Data listing:
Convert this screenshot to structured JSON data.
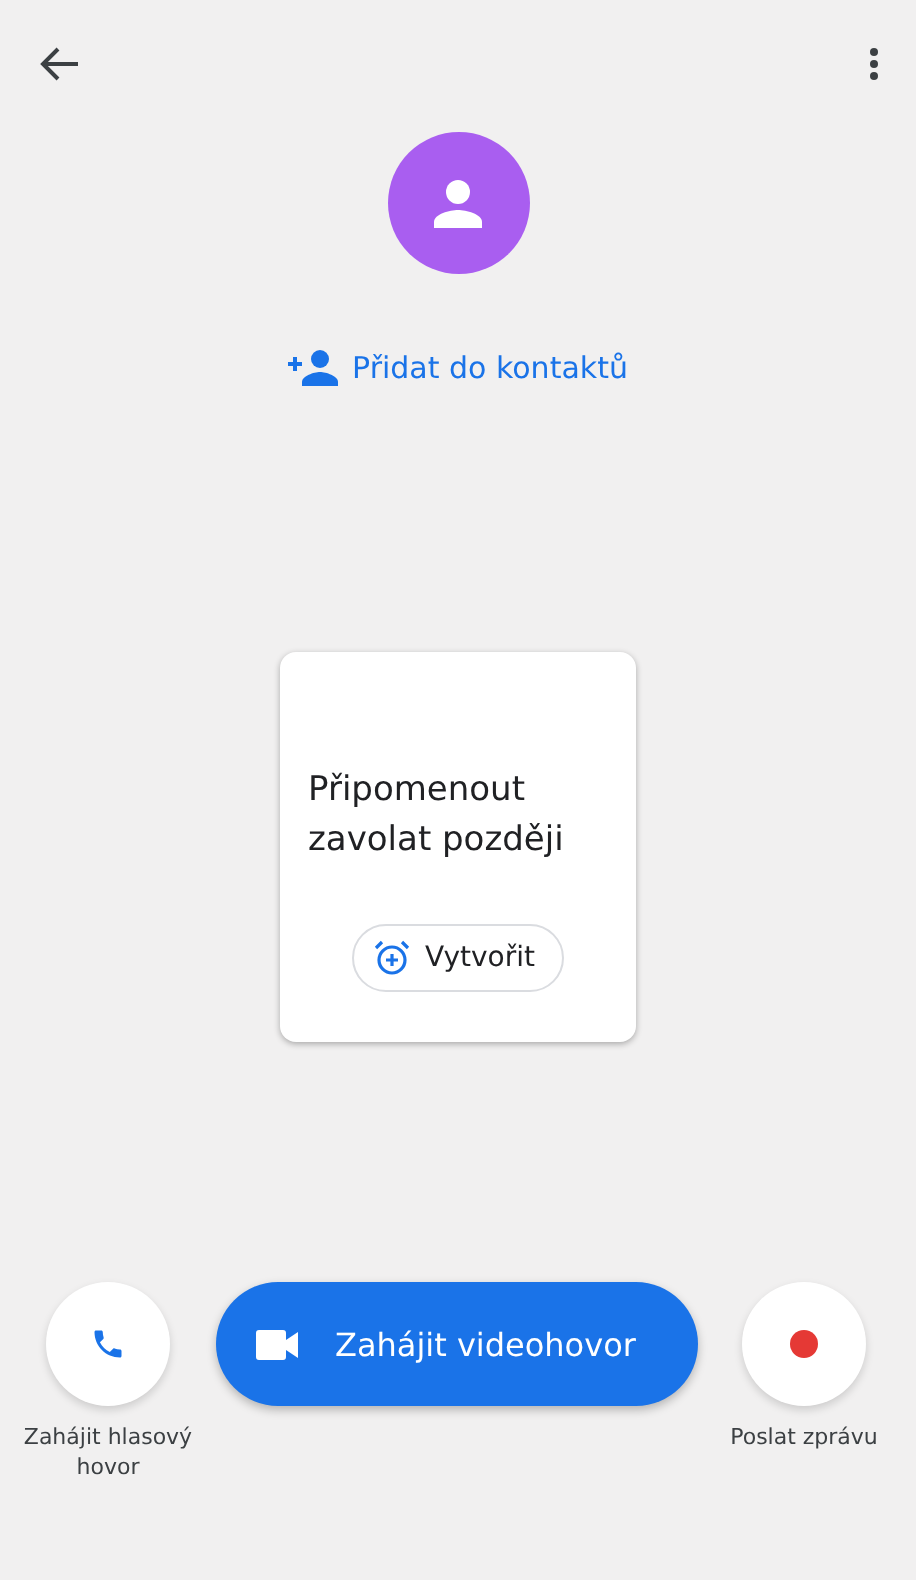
{
  "add_contact": {
    "label": "Přidat do kontaktů"
  },
  "reminder_card": {
    "title": "Připomenout zavolat později",
    "button": "Vytvořit"
  },
  "actions": [
    {
      "kind": "voice",
      "label": "Zahájit hlasový hovor"
    },
    {
      "kind": "video",
      "label": "Zahájit videohovor"
    },
    {
      "kind": "message",
      "label": "Poslat zprávu"
    }
  ]
}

» **CHALLENGE**
Collect the complete line wherever the string "Zahájit" appears in the records.

» **FULL SOLUTION**
      "label": "Zahájit hlasový hovor"
      "label": "Zahájit videohovor"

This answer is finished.